[Figure data in JSON]
· · ·
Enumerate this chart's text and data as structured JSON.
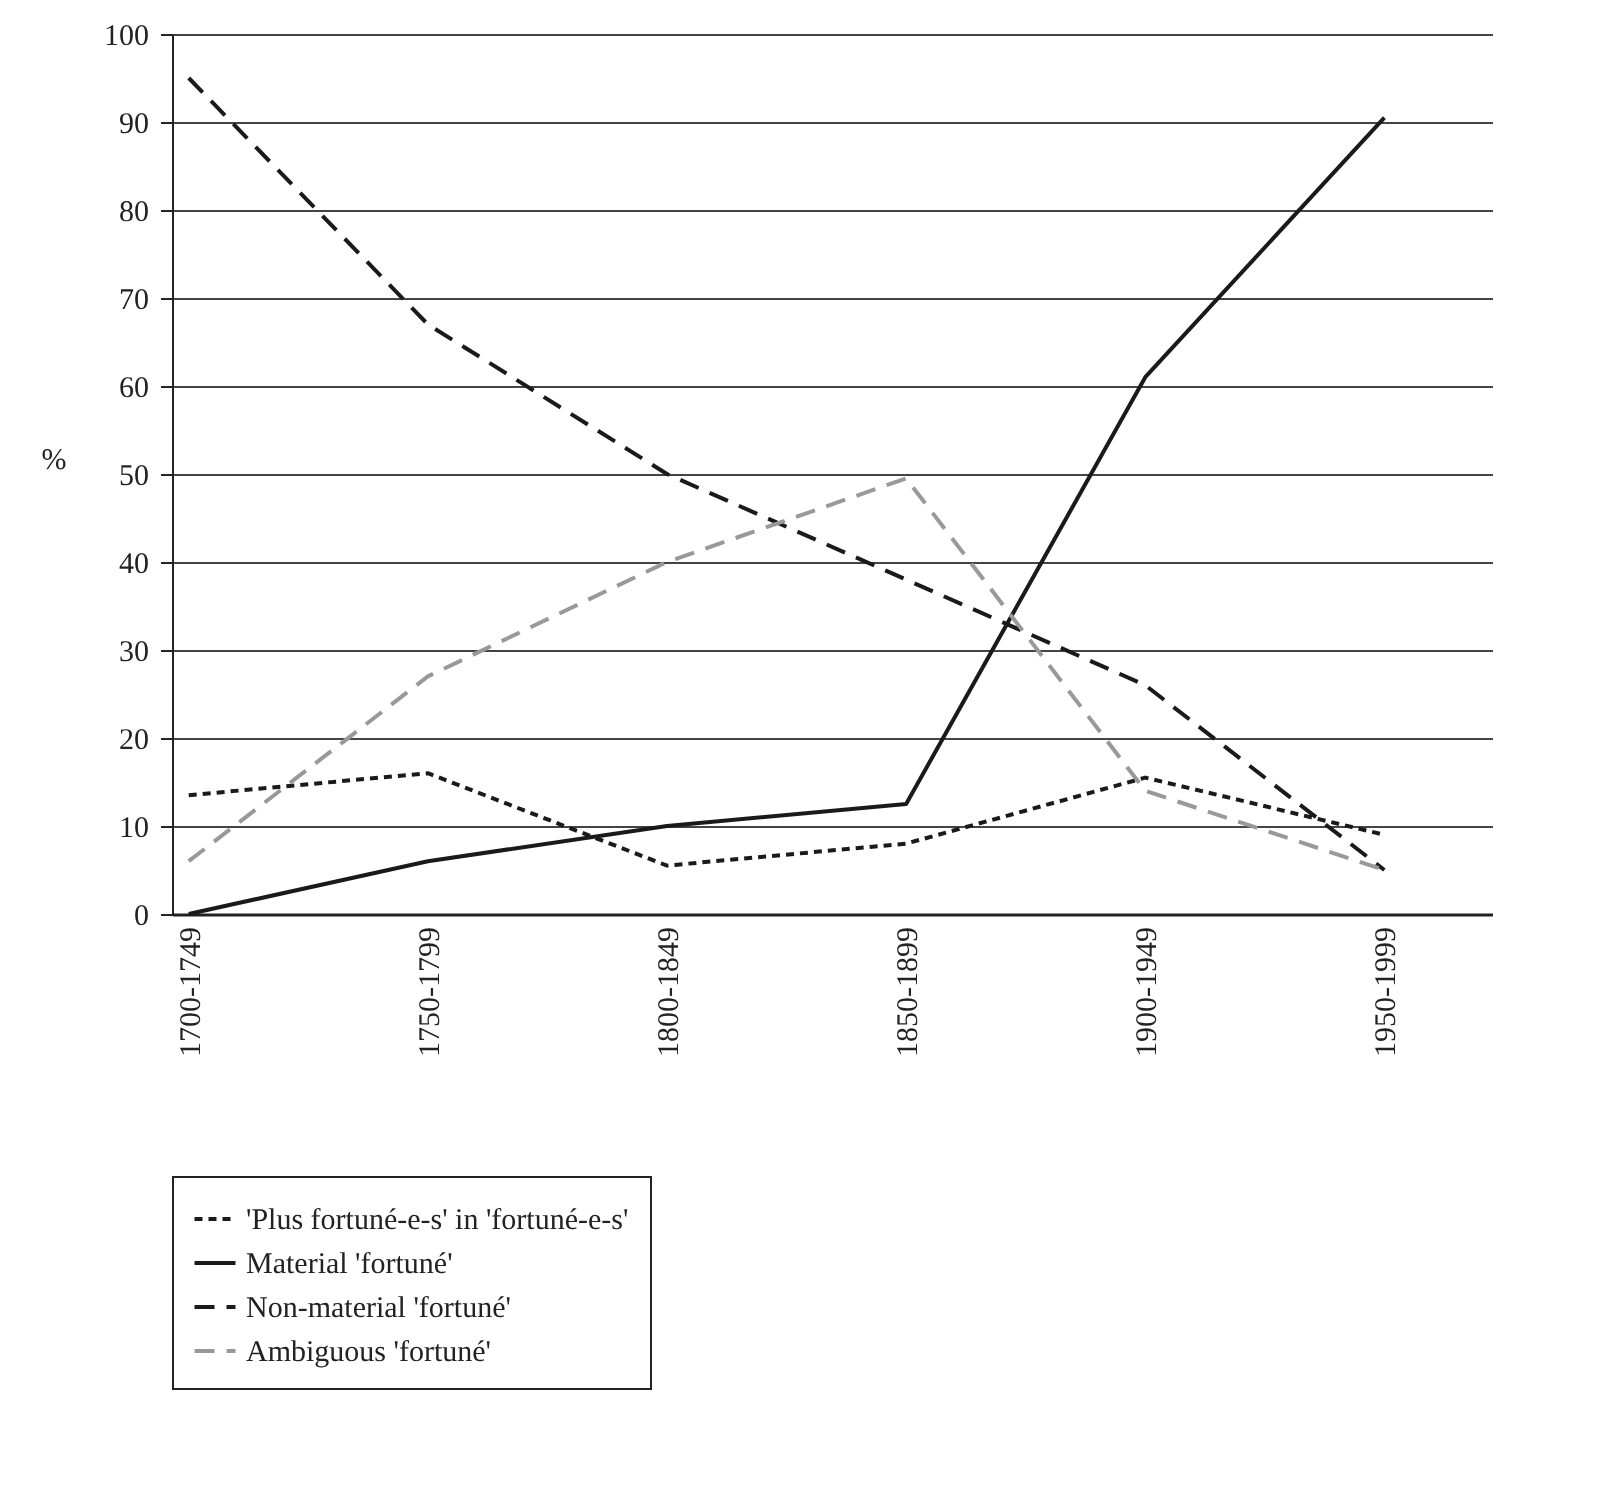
{
  "chart_data": {
    "type": "line",
    "ylabel": "%",
    "categories": [
      "1700-1749",
      "1750-1799",
      "1800-1849",
      "1850-1899",
      "1900-1949",
      "1950-1999"
    ],
    "series": [
      {
        "name": "'Plus fortuné-e-s' in 'fortuné-e-s'",
        "color": "#1a1a1a",
        "line_style": "dotted",
        "values": [
          13.5,
          16,
          5.5,
          8,
          15.5,
          9
        ]
      },
      {
        "name": "Material 'fortuné'",
        "color": "#1a1a1a",
        "line_style": "solid",
        "values": [
          0,
          6,
          10,
          12.5,
          61,
          90.5
        ]
      },
      {
        "name": "Non-material 'fortuné'",
        "color": "#1a1a1a",
        "line_style": "dashed",
        "values": [
          95,
          67,
          50,
          38,
          26,
          5
        ]
      },
      {
        "name": "Ambiguous 'fortuné'",
        "color": "#999999",
        "line_style": "dashed",
        "values": [
          6,
          27,
          40,
          49.5,
          14,
          5
        ]
      }
    ],
    "ylim": [
      0,
      100
    ],
    "yticks": [
      0,
      10,
      20,
      30,
      40,
      50,
      60,
      70,
      80,
      90,
      100
    ],
    "grid": "y",
    "legend": "bottom",
    "marker": "none"
  }
}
· · ·
TASK: Write out all the entries word for word, but skip any images.

REPLY TO THE TASK:
Enumerate this chart's text and data as structured JSON.
{
  "chart_data": {
    "type": "line",
    "ylabel": "%",
    "categories": [
      "1700-1749",
      "1750-1799",
      "1800-1849",
      "1850-1899",
      "1900-1949",
      "1950-1999"
    ],
    "series": [
      {
        "name": "'Plus fortuné-e-s' in 'fortuné-e-s'",
        "color": "#1a1a1a",
        "line_style": "dotted",
        "values": [
          13.5,
          16,
          5.5,
          8,
          15.5,
          9
        ]
      },
      {
        "name": "Material 'fortuné'",
        "color": "#1a1a1a",
        "line_style": "solid",
        "values": [
          0,
          6,
          10,
          12.5,
          61,
          90.5
        ]
      },
      {
        "name": "Non-material 'fortuné'",
        "color": "#1a1a1a",
        "line_style": "dashed",
        "values": [
          95,
          67,
          50,
          38,
          26,
          5
        ]
      },
      {
        "name": "Ambiguous 'fortuné'",
        "color": "#999999",
        "line_style": "dashed",
        "values": [
          6,
          27,
          40,
          49.5,
          14,
          5
        ]
      }
    ],
    "ylim": [
      0,
      100
    ],
    "yticks": [
      0,
      10,
      20,
      30,
      40,
      50,
      60,
      70,
      80,
      90,
      100
    ],
    "grid": "y",
    "legend": "bottom",
    "marker": "none"
  }
}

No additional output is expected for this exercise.